───── Provided records ─────
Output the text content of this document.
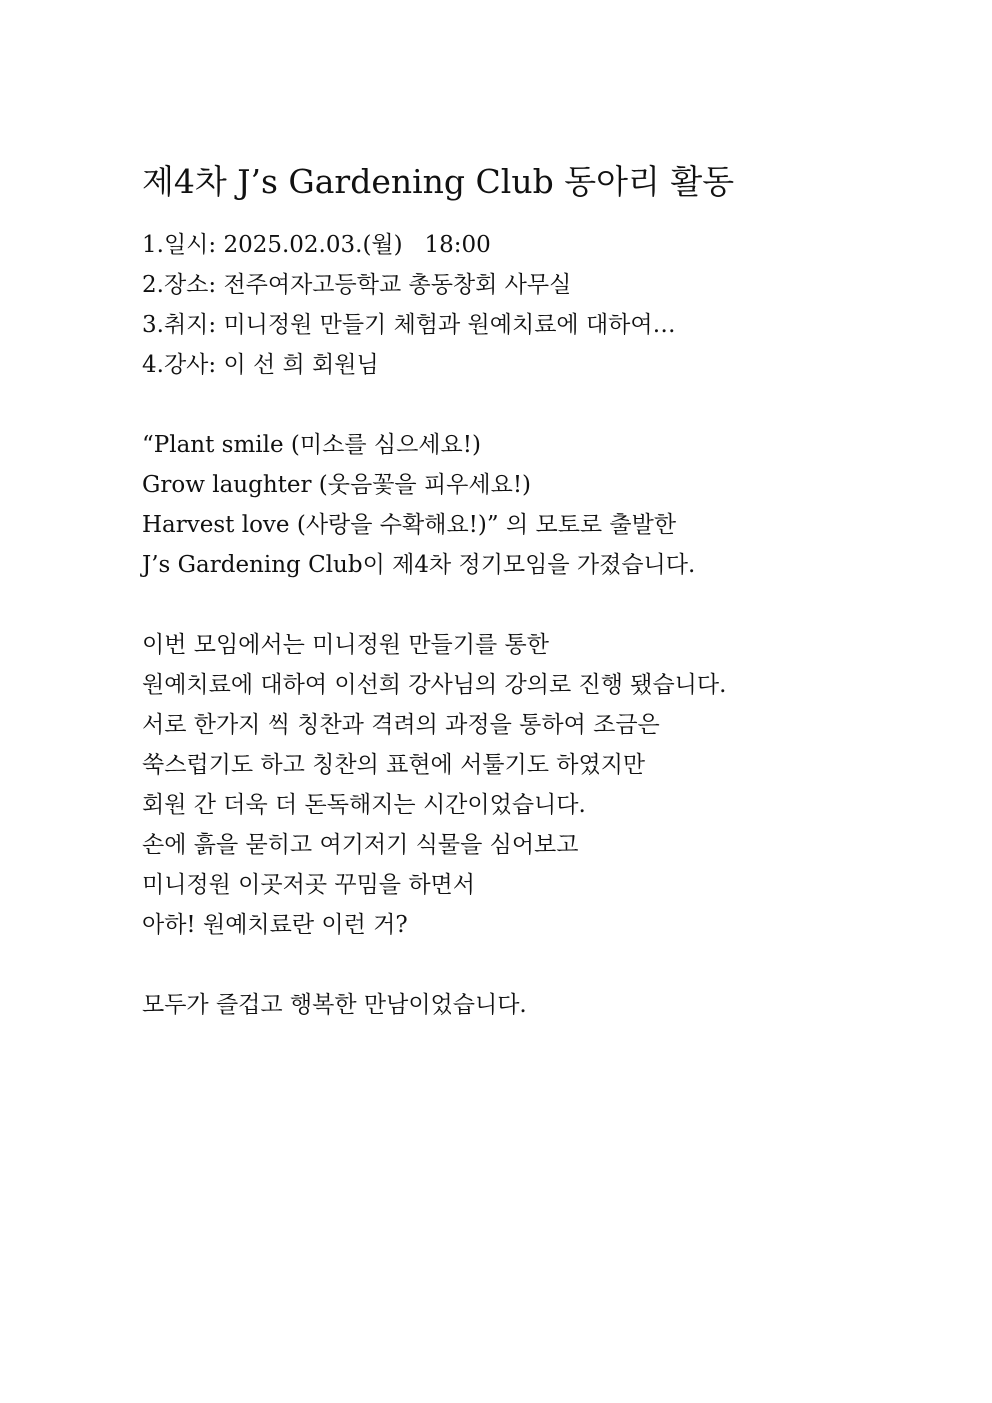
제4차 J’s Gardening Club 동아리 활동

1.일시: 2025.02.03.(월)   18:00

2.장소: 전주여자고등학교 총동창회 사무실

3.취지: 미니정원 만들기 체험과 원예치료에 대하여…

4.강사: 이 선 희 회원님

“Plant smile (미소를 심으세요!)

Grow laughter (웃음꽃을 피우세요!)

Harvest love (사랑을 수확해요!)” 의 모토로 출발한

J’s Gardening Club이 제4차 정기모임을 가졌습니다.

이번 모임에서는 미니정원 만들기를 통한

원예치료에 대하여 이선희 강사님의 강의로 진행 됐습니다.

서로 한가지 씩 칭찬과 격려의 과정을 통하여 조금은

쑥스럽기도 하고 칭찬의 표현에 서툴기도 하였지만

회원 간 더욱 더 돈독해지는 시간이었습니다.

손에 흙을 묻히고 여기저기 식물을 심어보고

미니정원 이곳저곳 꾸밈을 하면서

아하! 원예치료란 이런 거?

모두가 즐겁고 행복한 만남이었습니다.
─────
== Task directions ==
Copy the material shown above in full and exactly. Skip the pictures.

== Reply ==
Output the text content of this document.
제4차 J’s Gardening Club 동아리 활동

1.일시: 2025.02.03.(월)   18:00

2.장소: 전주여자고등학교 총동창회 사무실

3.취지: 미니정원 만들기 체험과 원예치료에 대하여…

4.강사: 이 선 희 회원님

“Plant smile (미소를 심으세요!)

Grow laughter (웃음꽃을 피우세요!)

Harvest love (사랑을 수확해요!)” 의 모토로 출발한

J’s Gardening Club이 제4차 정기모임을 가졌습니다.

이번 모임에서는 미니정원 만들기를 통한

원예치료에 대하여 이선희 강사님의 강의로 진행 됐습니다.

서로 한가지 씩 칭찬과 격려의 과정을 통하여 조금은

쑥스럽기도 하고 칭찬의 표현에 서툴기도 하였지만

회원 간 더욱 더 돈독해지는 시간이었습니다.

손에 흙을 묻히고 여기저기 식물을 심어보고

미니정원 이곳저곳 꾸밈을 하면서

아하! 원예치료란 이런 거?

모두가 즐겁고 행복한 만남이었습니다.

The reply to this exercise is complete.